◆ Stated problem ◆
Reproduce all the lines exactly as they stand, apart from the pictures.
━━ Supplied information ━━
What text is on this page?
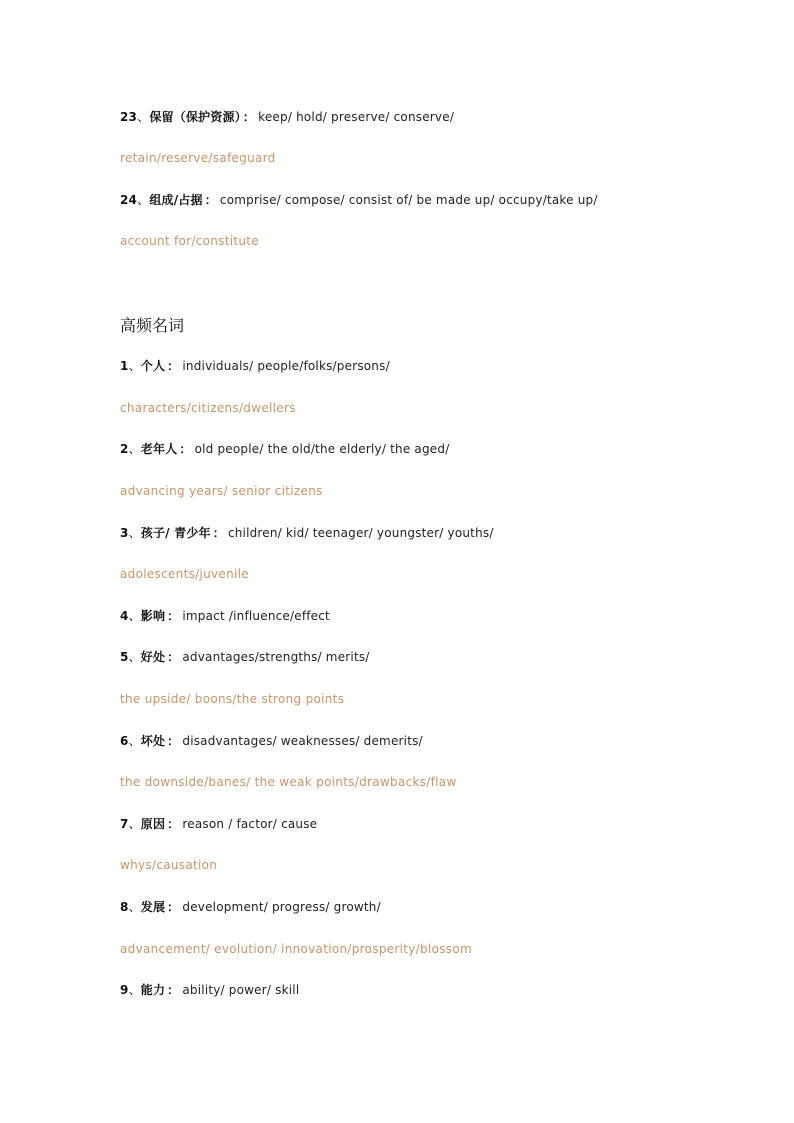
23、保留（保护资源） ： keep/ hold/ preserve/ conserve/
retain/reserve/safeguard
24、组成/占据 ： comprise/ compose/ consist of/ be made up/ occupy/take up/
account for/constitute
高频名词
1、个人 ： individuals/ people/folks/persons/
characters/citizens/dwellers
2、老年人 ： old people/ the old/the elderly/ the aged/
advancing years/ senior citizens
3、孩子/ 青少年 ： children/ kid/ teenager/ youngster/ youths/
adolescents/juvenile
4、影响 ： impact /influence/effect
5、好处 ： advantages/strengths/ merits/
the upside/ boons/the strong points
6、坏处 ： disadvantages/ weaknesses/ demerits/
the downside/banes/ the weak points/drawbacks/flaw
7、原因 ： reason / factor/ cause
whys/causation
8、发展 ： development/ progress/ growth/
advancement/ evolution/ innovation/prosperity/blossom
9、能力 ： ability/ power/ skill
━━━
◆ Result for this exercise ◆
What text is on this page?
23、保留（保护资源） ： keep/ hold/ preserve/ conserve/
retain/reserve/safeguard
24、组成/占据 ： comprise/ compose/ consist of/ be made up/ occupy/take up/
account for/constitute
高频名词
1、个人 ： individuals/ people/folks/persons/
characters/citizens/dwellers
2、老年人 ： old people/ the old/the elderly/ the aged/
advancing years/ senior citizens
3、孩子/ 青少年 ： children/ kid/ teenager/ youngster/ youths/
adolescents/juvenile
4、影响 ： impact /influence/effect
5、好处 ： advantages/strengths/ merits/
the upside/ boons/the strong points
6、坏处 ： disadvantages/ weaknesses/ demerits/
the downside/banes/ the weak points/drawbacks/flaw
7、原因 ： reason / factor/ cause
whys/causation
8、发展 ： development/ progress/ growth/
advancement/ evolution/ innovation/prosperity/blossom
9、能力 ： ability/ power/ skill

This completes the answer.